-------- PROVIDED ENTRIES --------

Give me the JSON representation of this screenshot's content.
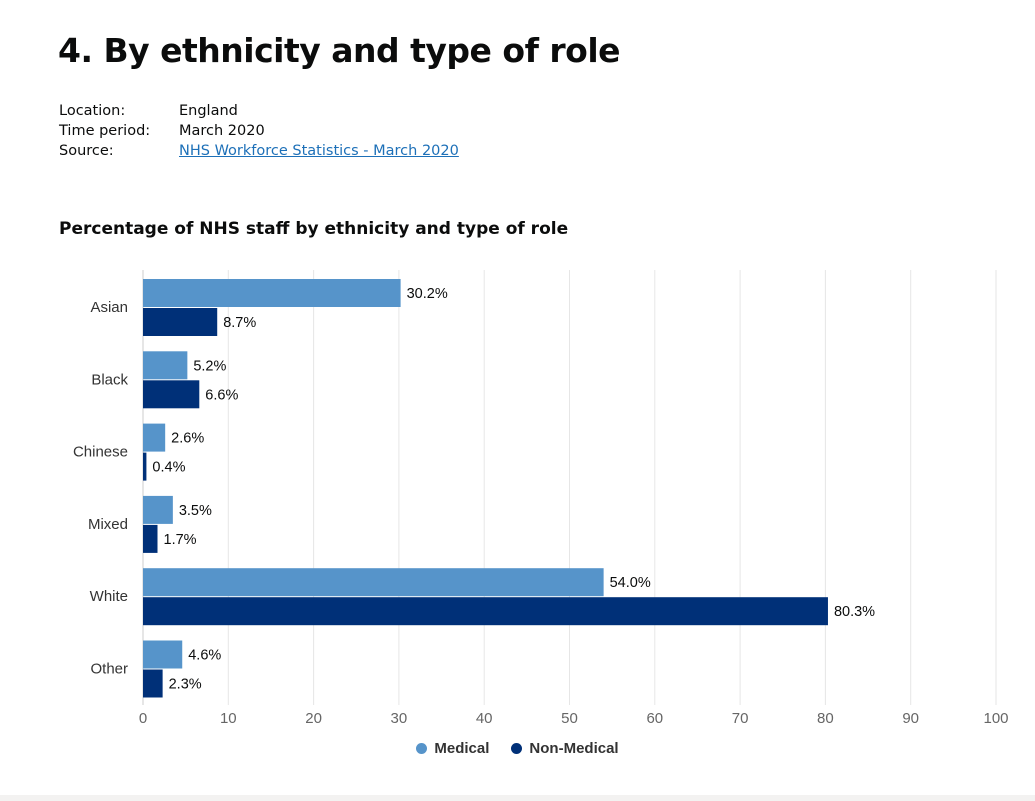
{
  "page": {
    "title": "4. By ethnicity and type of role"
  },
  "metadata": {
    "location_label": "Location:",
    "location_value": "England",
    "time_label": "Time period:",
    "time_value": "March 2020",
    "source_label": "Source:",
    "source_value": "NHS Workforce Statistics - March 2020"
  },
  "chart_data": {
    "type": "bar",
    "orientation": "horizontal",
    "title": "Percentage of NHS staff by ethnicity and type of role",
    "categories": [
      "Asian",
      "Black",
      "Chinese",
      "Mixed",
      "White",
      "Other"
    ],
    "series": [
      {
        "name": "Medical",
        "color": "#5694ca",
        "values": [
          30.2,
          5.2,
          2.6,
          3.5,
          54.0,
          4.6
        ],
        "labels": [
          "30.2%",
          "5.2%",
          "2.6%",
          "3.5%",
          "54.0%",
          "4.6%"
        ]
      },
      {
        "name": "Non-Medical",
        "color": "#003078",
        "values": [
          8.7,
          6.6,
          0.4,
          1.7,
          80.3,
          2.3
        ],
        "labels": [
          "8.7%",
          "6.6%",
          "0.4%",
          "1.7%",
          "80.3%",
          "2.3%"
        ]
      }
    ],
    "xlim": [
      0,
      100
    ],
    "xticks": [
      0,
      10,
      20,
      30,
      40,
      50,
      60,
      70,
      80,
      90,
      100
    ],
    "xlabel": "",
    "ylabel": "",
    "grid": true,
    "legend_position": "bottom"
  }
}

--------

# DESCRIPTION OF THE TASK
Copy every line of the listing that contains the word "title".

# EXERCISE RESPONSE
    "title": "4. By ethnicity and type of role"
    "title": "Percentage of NHS staff by ethnicity and type of role",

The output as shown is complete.